◆ AIM OF THE EXERCISE
Output the full listing below exactly, without the pictures.
▼▼▼
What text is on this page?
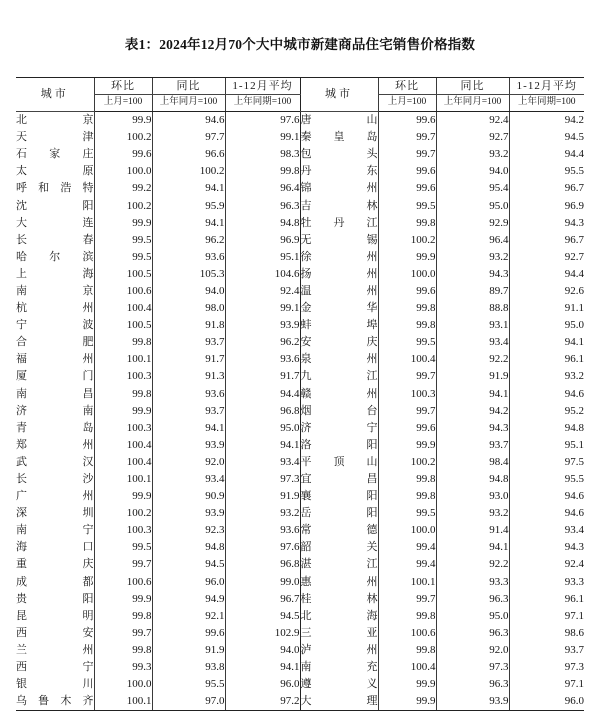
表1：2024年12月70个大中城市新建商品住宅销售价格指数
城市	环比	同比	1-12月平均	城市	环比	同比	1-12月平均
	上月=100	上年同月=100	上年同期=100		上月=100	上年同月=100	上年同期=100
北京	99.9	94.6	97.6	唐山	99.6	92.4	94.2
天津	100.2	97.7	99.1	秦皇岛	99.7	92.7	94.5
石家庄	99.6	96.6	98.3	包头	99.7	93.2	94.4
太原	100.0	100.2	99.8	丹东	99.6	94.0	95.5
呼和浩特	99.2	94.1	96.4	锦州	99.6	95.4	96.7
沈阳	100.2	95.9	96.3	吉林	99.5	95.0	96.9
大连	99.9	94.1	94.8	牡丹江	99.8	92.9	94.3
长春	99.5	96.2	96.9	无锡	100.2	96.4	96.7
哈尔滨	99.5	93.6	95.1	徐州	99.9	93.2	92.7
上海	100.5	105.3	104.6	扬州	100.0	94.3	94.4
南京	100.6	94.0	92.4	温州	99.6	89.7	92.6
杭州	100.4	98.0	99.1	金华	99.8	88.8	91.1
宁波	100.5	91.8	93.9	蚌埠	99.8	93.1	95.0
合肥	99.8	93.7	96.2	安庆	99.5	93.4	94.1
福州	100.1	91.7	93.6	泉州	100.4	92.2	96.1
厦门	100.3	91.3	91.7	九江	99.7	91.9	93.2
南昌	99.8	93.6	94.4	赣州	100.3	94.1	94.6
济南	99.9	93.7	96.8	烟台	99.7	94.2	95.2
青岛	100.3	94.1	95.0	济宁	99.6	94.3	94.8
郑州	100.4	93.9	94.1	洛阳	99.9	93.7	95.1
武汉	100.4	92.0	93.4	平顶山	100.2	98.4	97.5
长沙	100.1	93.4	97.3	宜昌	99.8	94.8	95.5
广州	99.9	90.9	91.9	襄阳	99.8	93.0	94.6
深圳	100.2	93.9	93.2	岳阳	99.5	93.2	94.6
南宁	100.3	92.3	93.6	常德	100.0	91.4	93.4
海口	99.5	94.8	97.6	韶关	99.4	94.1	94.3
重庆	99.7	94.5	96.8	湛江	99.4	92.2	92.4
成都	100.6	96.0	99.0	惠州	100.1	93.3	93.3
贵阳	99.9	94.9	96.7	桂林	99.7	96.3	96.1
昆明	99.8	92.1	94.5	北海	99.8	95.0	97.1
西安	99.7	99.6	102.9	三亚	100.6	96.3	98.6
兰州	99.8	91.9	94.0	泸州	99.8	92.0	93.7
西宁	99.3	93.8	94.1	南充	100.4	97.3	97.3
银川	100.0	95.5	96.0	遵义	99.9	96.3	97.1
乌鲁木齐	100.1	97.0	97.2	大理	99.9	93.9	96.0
▲▲▲
◆ OUTPUT FOR THIS TASK
What text is on this page?
表1：2024年12月70个大中城市新建商品住宅销售价格指数
城市	环比	同比	1-12月平均	城市	环比	同比	1-12月平均
	上月=100	上年同月=100	上年同期=100		上月=100	上年同月=100	上年同期=100
北京	99.9	94.6	97.6	唐山	99.6	92.4	94.2
天津	100.2	97.7	99.1	秦皇岛	99.7	92.7	94.5
石家庄	99.6	96.6	98.3	包头	99.7	93.2	94.4
太原	100.0	100.2	99.8	丹东	99.6	94.0	95.5
呼和浩特	99.2	94.1	96.4	锦州	99.6	95.4	96.7
沈阳	100.2	95.9	96.3	吉林	99.5	95.0	96.9
大连	99.9	94.1	94.8	牡丹江	99.8	92.9	94.3
长春	99.5	96.2	96.9	无锡	100.2	96.4	96.7
哈尔滨	99.5	93.6	95.1	徐州	99.9	93.2	92.7
上海	100.5	105.3	104.6	扬州	100.0	94.3	94.4
南京	100.6	94.0	92.4	温州	99.6	89.7	92.6
杭州	100.4	98.0	99.1	金华	99.8	88.8	91.1
宁波	100.5	91.8	93.9	蚌埠	99.8	93.1	95.0
合肥	99.8	93.7	96.2	安庆	99.5	93.4	94.1
福州	100.1	91.7	93.6	泉州	100.4	92.2	96.1
厦门	100.3	91.3	91.7	九江	99.7	91.9	93.2
南昌	99.8	93.6	94.4	赣州	100.3	94.1	94.6
济南	99.9	93.7	96.8	烟台	99.7	94.2	95.2
青岛	100.3	94.1	95.0	济宁	99.6	94.3	94.8
郑州	100.4	93.9	94.1	洛阳	99.9	93.7	95.1
武汉	100.4	92.0	93.4	平顶山	100.2	98.4	97.5
长沙	100.1	93.4	97.3	宜昌	99.8	94.8	95.5
广州	99.9	90.9	91.9	襄阳	99.8	93.0	94.6
深圳	100.2	93.9	93.2	岳阳	99.5	93.2	94.6
南宁	100.3	92.3	93.6	常德	100.0	91.4	93.4
海口	99.5	94.8	97.6	韶关	99.4	94.1	94.3
重庆	99.7	94.5	96.8	湛江	99.4	92.2	92.4
成都	100.6	96.0	99.0	惠州	100.1	93.3	93.3
贵阳	99.9	94.9	96.7	桂林	99.7	96.3	96.1
昆明	99.8	92.1	94.5	北海	99.8	95.0	97.1
西安	99.7	99.6	102.9	三亚	100.6	96.3	98.6
兰州	99.8	91.9	94.0	泸州	99.8	92.0	93.7
西宁	99.3	93.8	94.1	南充	100.4	97.3	97.3
银川	100.0	95.5	96.0	遵义	99.9	96.3	97.1
乌鲁木齐	100.1	97.0	97.2	大理	99.9	93.9	96.0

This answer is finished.